# [Records from a data collection]
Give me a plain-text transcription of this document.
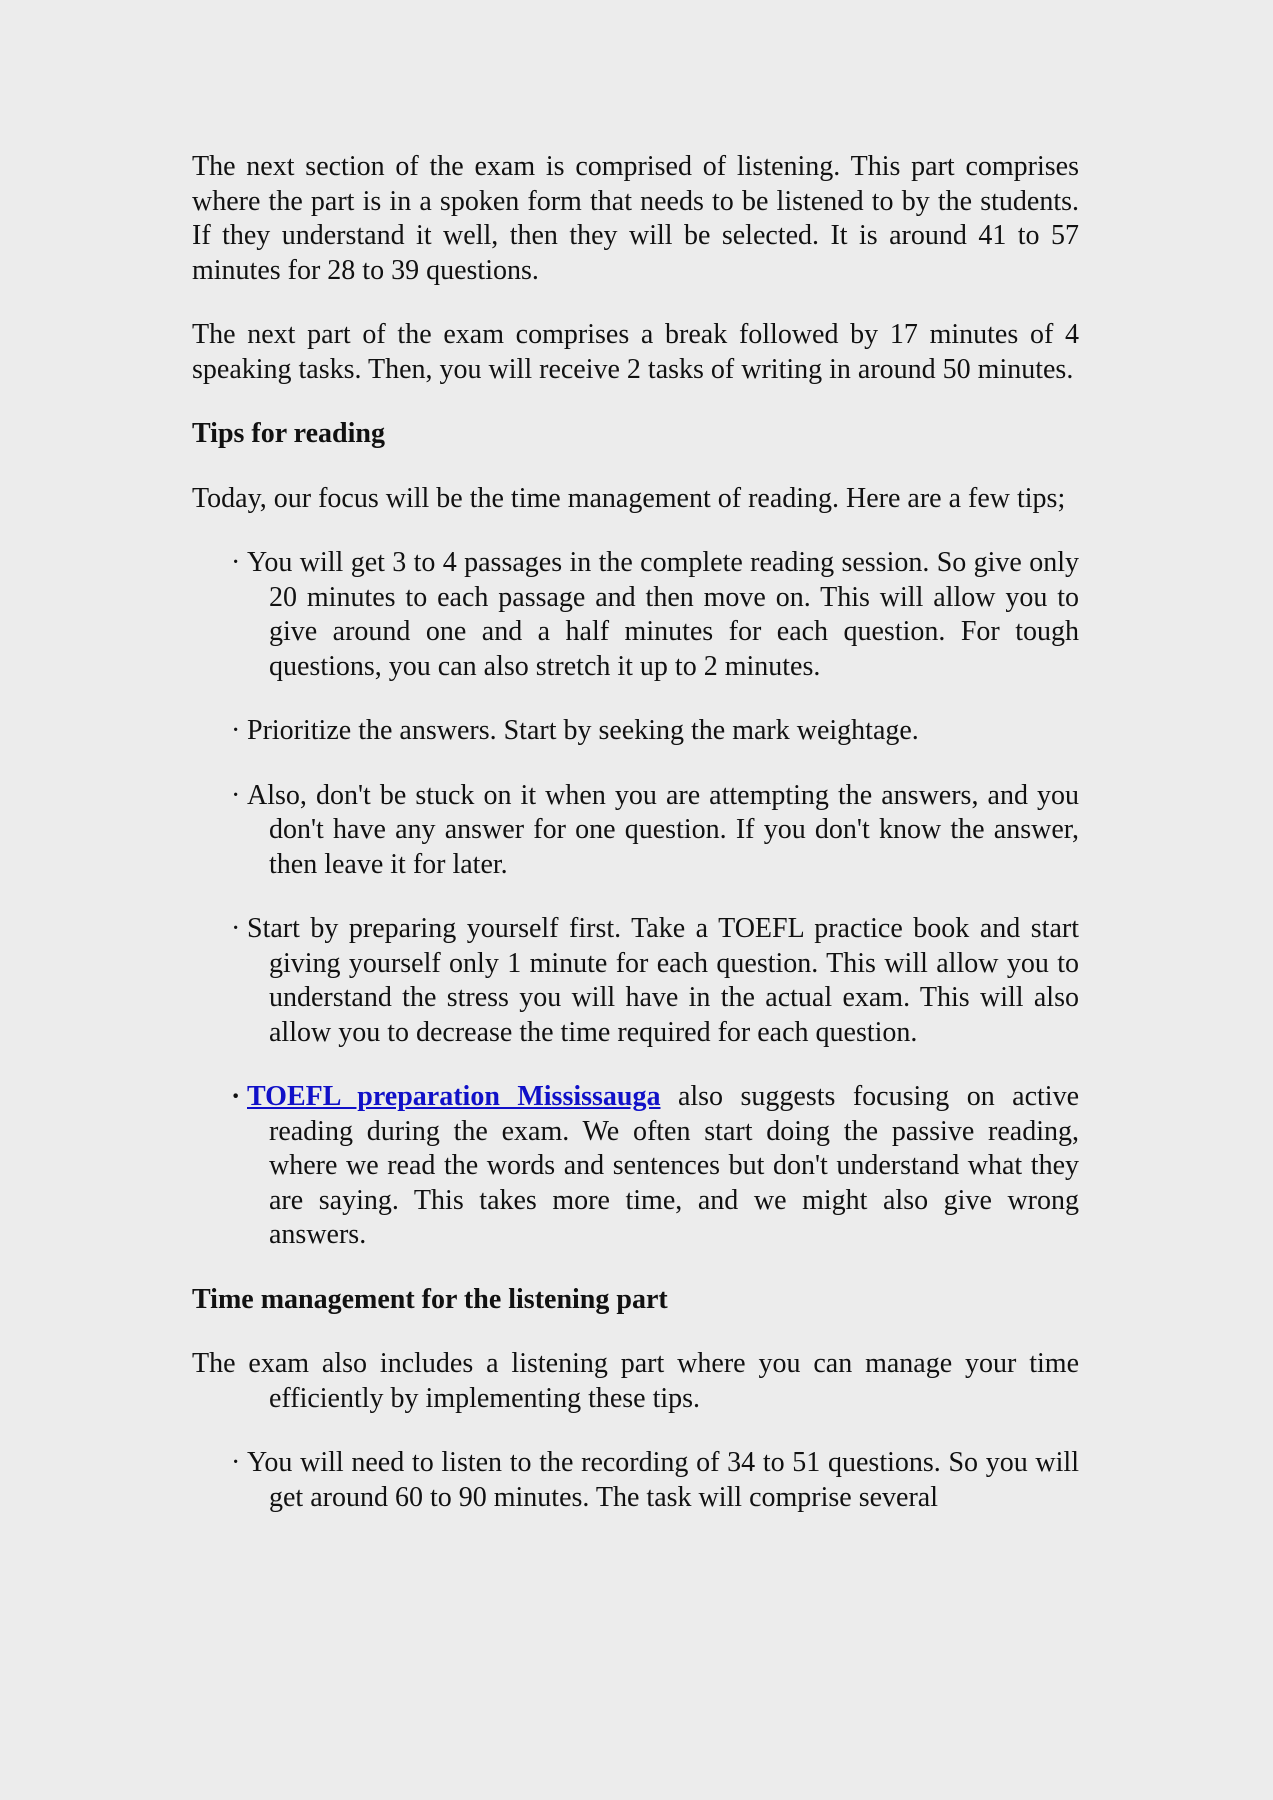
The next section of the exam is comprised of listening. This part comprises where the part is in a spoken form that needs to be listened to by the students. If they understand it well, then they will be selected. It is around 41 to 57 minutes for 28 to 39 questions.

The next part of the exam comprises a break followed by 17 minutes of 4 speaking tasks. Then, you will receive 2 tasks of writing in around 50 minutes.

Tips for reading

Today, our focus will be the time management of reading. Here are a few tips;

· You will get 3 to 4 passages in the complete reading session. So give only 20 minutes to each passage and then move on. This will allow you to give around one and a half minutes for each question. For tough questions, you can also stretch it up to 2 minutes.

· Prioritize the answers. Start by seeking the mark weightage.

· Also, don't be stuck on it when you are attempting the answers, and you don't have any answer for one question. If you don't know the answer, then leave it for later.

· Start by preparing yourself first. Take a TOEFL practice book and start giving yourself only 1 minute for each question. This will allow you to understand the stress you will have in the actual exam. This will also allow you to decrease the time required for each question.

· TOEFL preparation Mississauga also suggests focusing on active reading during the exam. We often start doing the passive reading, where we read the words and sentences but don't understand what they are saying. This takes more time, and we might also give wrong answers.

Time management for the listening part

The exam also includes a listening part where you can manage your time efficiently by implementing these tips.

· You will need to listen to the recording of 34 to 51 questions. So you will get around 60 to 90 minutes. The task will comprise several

--

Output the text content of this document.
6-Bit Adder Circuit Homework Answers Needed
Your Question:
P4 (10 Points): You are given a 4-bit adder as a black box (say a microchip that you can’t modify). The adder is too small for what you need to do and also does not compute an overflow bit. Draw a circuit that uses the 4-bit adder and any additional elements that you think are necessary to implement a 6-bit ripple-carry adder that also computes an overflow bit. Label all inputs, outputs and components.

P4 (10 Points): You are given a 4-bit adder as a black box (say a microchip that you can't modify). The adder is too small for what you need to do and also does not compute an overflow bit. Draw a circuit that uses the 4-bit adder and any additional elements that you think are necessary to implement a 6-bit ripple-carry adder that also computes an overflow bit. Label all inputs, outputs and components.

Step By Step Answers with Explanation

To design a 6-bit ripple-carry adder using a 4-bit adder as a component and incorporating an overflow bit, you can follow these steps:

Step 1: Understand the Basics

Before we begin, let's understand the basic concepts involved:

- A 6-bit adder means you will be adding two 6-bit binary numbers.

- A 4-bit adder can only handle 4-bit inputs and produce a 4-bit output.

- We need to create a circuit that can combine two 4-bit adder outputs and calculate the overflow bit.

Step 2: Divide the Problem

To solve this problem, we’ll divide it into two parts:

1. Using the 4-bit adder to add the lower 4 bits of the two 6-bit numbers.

...

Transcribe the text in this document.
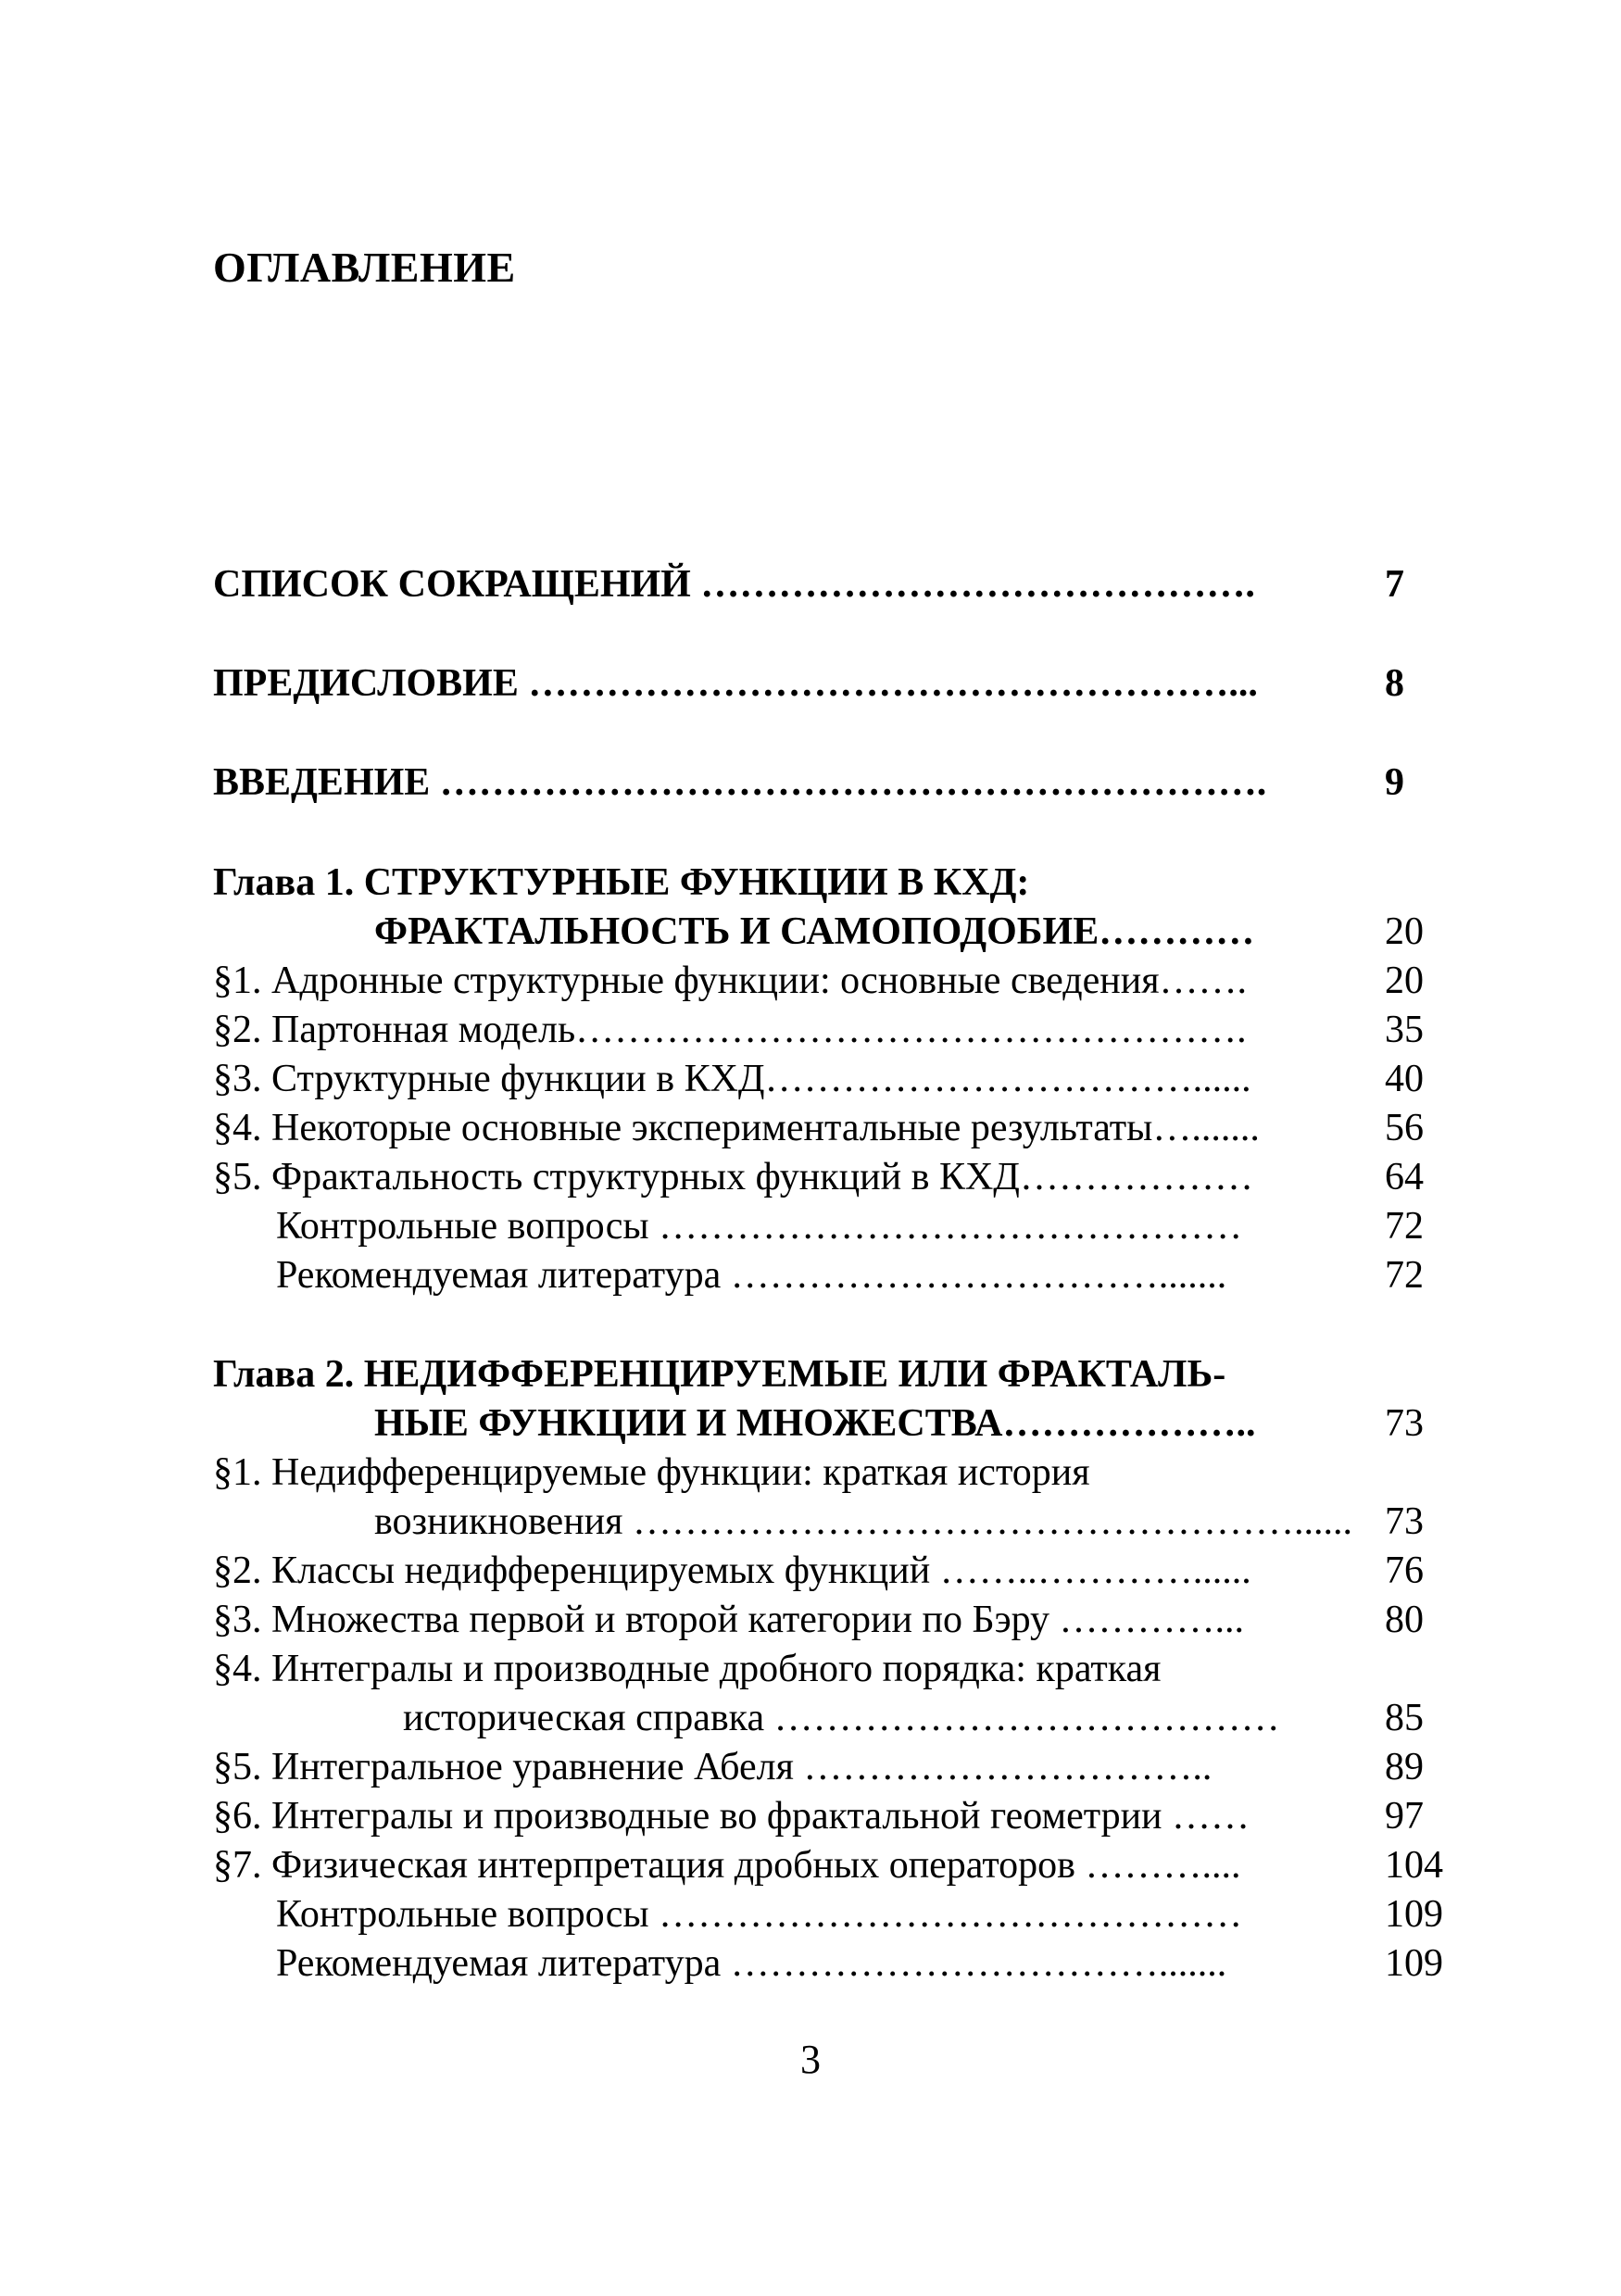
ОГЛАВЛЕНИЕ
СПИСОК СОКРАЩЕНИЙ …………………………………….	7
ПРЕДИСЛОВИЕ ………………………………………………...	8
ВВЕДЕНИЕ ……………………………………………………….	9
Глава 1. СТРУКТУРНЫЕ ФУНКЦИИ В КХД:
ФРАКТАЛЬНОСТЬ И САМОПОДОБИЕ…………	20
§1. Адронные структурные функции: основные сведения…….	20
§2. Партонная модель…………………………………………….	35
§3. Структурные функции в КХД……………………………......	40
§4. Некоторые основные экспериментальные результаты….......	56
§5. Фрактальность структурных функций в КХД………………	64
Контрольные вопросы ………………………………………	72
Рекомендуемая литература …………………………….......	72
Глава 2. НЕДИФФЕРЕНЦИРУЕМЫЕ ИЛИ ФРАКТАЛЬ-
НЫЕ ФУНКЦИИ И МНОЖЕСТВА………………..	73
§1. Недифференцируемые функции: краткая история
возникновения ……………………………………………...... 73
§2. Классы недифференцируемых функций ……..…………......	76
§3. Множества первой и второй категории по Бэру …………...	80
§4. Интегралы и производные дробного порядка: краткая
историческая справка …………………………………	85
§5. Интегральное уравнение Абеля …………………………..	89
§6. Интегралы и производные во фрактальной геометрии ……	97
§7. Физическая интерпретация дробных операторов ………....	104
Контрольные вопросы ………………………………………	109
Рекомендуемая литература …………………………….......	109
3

# [TASK TO COMPLETE]
Gather all lines where the word "производные" appears.

# [FULL SOLUTION]
§4. Интегралы и производные дробного порядка: краткая
§6. Интегралы и производные во фрактальной геометрии ……	97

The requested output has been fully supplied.